[Records from a collection]
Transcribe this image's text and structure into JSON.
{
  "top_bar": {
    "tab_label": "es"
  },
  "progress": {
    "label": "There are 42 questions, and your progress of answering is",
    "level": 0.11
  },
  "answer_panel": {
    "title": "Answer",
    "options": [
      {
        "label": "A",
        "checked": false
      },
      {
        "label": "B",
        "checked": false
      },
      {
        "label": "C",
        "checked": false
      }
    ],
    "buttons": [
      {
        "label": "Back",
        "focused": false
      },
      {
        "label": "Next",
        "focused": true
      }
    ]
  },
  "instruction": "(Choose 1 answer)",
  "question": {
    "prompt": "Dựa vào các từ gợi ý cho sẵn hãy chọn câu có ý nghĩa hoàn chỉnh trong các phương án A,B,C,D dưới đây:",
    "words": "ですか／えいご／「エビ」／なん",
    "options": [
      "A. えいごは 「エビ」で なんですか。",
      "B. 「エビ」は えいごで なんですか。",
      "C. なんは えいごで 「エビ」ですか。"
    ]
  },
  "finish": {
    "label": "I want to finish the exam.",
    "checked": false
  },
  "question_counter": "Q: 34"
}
==
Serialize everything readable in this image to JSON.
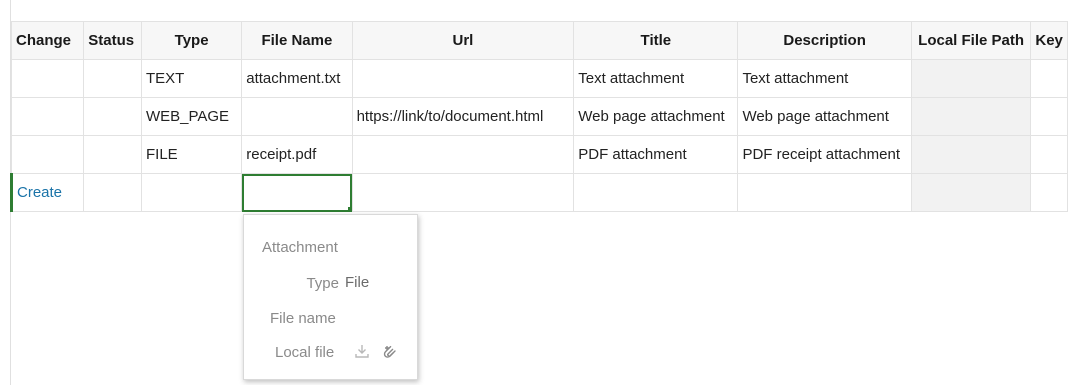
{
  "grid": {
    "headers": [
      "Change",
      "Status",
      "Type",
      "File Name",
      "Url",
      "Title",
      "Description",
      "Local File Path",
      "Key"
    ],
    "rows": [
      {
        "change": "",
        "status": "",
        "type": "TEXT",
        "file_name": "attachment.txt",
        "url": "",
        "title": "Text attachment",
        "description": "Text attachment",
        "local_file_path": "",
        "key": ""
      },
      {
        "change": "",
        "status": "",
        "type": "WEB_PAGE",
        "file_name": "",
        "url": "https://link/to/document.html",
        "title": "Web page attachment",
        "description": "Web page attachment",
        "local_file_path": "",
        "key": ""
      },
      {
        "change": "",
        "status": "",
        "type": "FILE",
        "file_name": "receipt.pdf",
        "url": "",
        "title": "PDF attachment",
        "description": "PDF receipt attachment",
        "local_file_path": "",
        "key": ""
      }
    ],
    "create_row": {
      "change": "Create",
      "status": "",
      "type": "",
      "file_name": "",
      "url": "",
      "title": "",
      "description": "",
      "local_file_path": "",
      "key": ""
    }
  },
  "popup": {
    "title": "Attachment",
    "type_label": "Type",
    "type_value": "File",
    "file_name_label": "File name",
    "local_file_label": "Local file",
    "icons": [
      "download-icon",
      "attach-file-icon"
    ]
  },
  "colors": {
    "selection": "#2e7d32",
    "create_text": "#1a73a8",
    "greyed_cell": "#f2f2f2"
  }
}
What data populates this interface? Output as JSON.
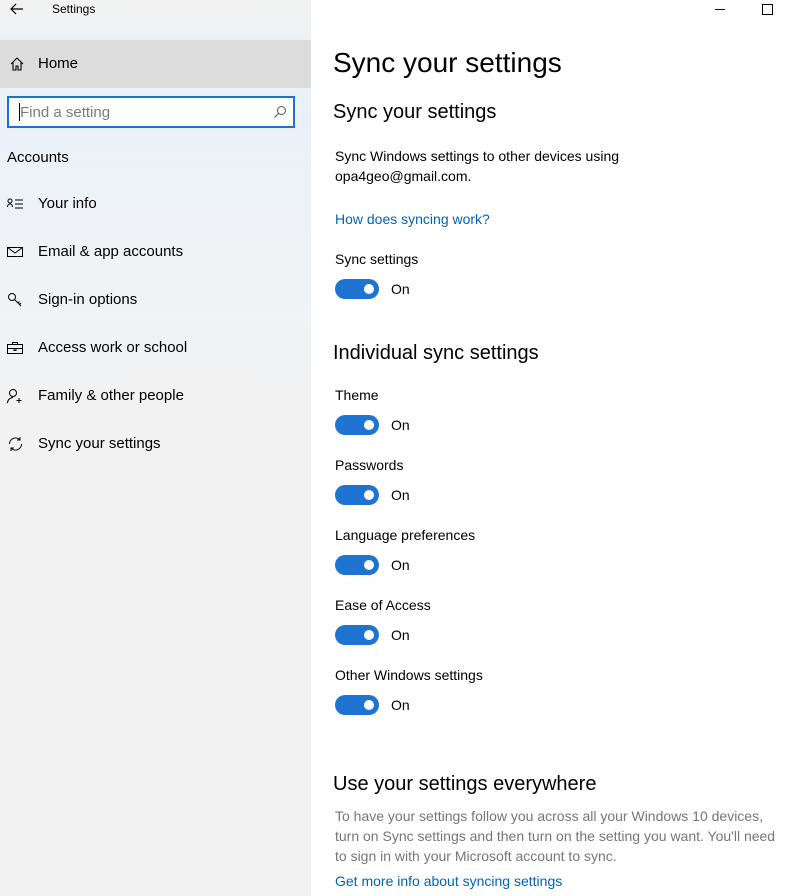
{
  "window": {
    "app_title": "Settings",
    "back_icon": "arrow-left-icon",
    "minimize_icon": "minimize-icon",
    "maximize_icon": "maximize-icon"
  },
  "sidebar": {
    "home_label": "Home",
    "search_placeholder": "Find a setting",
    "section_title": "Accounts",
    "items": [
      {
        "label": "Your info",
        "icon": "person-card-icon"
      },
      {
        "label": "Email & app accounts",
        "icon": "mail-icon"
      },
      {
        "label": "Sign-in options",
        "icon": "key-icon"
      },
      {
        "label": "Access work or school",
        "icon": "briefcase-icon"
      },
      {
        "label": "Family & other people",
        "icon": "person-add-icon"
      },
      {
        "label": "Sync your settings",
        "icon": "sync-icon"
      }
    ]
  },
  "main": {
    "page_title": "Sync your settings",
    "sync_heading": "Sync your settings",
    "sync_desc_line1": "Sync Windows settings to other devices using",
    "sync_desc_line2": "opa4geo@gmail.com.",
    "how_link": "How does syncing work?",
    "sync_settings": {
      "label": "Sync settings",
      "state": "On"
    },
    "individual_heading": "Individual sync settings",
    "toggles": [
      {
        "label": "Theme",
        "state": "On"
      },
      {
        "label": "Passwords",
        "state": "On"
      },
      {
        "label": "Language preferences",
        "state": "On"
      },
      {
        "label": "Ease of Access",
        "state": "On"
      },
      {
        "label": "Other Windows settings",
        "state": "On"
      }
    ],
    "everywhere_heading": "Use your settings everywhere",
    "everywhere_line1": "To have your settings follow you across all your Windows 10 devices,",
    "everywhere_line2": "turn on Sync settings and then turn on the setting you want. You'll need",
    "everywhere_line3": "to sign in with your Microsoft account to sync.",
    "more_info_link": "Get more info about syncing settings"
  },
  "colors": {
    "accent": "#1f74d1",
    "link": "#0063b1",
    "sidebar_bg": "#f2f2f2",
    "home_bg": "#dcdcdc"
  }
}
--
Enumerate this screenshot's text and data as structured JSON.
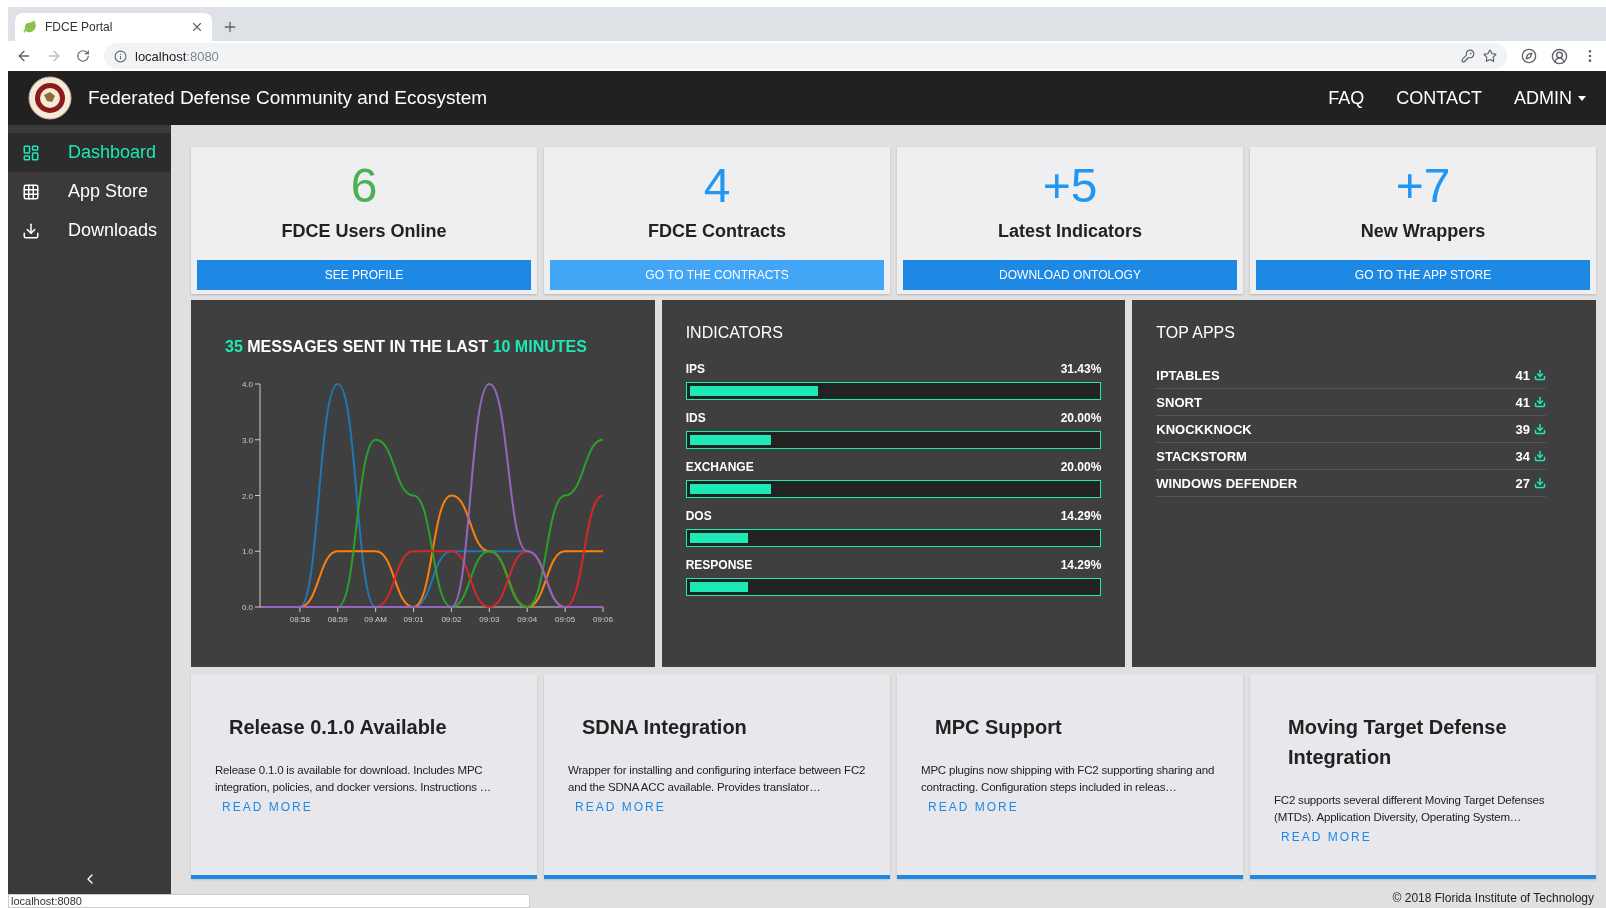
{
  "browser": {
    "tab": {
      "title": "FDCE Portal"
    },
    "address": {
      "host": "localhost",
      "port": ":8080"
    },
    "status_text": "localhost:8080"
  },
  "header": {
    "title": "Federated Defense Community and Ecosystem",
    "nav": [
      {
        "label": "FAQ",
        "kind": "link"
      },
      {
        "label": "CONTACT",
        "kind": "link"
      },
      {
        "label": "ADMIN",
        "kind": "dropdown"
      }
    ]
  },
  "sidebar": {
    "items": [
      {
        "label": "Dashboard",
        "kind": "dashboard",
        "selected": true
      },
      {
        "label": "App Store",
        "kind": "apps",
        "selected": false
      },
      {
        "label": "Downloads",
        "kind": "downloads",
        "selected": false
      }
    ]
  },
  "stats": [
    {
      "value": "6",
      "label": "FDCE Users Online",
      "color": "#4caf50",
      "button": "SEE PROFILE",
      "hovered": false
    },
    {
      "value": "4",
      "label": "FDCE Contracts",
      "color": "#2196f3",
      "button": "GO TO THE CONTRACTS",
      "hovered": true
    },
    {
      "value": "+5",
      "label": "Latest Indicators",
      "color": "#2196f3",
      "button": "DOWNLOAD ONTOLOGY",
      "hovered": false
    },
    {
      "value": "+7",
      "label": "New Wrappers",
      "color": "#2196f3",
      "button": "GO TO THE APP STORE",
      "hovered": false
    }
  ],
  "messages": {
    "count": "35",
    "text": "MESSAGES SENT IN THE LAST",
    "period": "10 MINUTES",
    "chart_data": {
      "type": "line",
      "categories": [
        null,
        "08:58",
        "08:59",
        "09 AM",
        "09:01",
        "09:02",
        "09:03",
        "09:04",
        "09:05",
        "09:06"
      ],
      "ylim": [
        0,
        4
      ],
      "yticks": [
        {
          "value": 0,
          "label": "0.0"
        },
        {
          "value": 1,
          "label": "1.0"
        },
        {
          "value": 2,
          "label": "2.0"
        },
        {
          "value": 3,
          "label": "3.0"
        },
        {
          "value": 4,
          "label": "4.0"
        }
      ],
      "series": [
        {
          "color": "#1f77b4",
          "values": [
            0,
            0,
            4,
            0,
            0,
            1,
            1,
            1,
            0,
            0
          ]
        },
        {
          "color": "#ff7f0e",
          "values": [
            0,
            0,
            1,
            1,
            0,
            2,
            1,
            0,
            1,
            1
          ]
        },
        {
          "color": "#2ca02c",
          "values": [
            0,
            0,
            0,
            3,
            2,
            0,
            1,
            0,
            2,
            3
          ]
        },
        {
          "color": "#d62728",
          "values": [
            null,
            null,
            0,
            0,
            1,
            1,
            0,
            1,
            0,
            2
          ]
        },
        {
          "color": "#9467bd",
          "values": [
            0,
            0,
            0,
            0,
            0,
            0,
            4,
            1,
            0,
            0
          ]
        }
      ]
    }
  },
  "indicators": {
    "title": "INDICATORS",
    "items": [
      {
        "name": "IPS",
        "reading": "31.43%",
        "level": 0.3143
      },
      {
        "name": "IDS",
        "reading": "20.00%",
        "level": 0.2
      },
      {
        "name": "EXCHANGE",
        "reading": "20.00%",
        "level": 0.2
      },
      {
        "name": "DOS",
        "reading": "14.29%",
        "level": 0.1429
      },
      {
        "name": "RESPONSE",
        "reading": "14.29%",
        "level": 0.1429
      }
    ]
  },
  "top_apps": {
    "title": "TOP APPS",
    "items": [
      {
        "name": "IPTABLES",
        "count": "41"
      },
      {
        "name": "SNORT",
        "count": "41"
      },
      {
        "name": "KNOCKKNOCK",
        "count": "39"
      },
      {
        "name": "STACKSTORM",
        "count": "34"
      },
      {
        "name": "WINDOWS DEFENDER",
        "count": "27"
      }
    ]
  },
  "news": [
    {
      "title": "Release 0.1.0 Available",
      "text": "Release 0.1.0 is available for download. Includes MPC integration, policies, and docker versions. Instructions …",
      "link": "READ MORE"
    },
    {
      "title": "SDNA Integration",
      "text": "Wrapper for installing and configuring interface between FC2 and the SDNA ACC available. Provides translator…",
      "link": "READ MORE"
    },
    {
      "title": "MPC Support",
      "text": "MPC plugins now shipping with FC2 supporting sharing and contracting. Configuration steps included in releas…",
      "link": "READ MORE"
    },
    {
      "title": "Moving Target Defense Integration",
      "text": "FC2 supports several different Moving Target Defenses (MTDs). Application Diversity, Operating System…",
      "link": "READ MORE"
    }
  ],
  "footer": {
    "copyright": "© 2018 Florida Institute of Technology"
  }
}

§ **Task to complete**
Find the lines that include the string "want", then copy each of them.

§ **Solution below**
    "label": "I want to finish the exam.",
    "everywhere_line2": "turn on Sync settings and then turn on the setting you want. You'll need",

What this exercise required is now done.